_To do_: Where a line in the listing below contains the word "subject", copy that line.

_Material for this task_:
------
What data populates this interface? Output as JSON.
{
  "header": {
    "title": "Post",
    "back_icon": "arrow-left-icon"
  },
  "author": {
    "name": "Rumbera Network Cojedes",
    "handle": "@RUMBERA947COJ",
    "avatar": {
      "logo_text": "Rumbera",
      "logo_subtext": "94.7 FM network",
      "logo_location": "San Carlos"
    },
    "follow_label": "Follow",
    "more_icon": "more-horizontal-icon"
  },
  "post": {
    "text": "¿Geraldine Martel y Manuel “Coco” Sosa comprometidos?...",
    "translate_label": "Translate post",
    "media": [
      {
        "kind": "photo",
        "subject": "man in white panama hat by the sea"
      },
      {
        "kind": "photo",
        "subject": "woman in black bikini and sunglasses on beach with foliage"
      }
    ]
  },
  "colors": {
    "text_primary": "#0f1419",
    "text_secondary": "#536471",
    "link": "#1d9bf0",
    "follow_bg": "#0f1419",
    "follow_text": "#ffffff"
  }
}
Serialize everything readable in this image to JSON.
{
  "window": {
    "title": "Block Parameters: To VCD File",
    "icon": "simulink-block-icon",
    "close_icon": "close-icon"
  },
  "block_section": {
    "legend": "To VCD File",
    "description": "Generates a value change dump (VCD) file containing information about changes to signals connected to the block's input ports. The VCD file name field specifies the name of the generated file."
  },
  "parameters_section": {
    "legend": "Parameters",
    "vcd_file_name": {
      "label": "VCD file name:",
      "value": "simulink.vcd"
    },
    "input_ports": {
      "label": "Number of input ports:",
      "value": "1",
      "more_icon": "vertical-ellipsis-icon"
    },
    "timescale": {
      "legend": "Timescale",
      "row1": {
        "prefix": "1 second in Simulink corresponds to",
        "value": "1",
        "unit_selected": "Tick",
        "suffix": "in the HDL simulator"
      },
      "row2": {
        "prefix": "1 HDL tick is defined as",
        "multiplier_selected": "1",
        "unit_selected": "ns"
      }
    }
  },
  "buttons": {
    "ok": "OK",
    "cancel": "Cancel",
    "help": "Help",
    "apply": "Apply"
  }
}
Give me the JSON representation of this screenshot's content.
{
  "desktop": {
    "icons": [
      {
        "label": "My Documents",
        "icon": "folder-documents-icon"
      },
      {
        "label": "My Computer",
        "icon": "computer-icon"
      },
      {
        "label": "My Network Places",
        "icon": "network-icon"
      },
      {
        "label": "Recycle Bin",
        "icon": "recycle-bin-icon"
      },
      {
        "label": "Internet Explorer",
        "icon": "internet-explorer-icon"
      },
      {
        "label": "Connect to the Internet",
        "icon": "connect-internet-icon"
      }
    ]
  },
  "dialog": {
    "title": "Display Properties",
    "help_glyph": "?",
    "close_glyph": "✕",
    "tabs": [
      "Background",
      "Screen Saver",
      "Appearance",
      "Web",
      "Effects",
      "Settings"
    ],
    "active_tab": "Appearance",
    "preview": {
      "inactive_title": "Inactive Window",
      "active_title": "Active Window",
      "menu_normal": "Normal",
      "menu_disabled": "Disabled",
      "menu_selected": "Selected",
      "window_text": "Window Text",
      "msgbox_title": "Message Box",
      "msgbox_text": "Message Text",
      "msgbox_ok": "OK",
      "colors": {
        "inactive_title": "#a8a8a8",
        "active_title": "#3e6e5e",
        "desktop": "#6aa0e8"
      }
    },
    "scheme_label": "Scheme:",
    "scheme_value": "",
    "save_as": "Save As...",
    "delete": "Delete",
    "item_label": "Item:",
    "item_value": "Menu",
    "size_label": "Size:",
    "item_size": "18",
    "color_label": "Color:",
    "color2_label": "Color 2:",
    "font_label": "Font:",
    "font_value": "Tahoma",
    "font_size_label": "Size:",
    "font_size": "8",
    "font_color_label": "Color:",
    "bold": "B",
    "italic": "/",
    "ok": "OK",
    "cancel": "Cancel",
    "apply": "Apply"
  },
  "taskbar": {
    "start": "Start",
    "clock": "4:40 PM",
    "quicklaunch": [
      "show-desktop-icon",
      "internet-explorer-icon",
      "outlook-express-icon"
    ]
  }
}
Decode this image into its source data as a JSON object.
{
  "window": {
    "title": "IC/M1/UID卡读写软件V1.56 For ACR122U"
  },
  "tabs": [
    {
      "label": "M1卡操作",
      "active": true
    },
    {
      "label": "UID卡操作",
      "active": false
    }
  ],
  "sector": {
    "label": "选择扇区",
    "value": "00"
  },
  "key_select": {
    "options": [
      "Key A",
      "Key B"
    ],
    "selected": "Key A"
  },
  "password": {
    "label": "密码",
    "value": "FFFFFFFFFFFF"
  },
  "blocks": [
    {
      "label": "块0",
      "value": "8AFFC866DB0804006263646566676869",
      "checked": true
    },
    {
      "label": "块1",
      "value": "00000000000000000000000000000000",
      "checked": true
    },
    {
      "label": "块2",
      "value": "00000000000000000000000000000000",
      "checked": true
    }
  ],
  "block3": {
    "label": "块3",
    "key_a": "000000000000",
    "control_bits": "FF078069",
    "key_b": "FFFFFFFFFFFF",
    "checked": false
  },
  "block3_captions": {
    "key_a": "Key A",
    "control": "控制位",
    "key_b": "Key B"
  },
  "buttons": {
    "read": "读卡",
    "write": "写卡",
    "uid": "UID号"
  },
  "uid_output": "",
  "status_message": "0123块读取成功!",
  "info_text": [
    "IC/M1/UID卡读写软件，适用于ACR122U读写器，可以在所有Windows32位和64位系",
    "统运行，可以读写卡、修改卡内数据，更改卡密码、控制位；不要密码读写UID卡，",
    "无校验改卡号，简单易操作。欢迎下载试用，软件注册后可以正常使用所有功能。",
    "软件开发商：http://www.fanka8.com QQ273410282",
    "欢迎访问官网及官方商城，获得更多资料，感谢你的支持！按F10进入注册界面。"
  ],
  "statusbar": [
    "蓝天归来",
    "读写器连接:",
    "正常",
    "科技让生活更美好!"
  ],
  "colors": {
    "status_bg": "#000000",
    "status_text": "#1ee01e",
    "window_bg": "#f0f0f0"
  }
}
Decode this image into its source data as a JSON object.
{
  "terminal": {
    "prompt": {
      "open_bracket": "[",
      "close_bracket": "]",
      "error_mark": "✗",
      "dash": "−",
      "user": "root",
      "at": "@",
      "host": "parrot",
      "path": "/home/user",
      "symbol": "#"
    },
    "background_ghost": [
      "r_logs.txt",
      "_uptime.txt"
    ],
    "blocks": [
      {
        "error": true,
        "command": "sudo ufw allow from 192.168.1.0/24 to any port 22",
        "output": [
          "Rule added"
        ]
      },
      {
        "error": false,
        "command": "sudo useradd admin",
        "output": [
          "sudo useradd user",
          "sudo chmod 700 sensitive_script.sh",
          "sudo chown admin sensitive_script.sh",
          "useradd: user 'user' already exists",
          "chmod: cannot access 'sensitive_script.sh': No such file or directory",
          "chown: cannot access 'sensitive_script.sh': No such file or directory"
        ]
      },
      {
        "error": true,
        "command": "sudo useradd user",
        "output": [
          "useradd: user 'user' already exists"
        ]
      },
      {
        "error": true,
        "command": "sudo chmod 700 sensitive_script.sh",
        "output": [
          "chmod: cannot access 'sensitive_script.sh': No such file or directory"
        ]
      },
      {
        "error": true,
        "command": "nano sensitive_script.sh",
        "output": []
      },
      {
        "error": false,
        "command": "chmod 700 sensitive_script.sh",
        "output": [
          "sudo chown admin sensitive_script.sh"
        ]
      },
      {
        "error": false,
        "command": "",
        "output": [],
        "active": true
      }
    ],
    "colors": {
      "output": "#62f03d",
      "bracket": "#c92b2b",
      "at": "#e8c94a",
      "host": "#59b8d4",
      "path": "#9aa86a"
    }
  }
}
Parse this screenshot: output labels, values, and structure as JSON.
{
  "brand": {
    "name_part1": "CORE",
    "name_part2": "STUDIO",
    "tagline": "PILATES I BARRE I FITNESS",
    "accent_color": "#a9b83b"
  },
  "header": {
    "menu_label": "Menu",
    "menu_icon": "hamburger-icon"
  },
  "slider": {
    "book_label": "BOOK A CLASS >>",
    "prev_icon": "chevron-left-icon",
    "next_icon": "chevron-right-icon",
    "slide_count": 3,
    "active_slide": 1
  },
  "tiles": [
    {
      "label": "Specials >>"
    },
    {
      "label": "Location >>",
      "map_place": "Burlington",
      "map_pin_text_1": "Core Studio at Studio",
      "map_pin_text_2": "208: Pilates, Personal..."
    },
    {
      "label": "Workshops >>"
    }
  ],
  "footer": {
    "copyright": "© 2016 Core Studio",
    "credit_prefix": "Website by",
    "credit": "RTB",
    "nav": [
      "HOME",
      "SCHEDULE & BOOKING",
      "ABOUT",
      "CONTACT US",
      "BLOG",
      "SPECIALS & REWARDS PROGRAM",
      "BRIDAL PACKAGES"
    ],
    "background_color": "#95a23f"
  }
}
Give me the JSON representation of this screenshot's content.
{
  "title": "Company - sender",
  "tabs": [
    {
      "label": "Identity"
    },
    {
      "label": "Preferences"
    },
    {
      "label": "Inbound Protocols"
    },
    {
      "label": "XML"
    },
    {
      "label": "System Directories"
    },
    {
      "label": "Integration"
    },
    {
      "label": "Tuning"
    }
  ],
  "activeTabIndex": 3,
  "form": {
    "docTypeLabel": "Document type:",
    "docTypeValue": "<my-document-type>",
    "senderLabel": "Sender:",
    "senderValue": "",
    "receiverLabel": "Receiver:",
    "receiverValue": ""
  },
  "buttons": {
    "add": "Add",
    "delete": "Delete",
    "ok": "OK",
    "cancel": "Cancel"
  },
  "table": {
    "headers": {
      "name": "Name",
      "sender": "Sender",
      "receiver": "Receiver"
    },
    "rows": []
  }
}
------
_Exercise result_:
        "subject": "man in white panama hat by the sea"
        "subject": "woman in black bikini and sunglasses on beach with foliage"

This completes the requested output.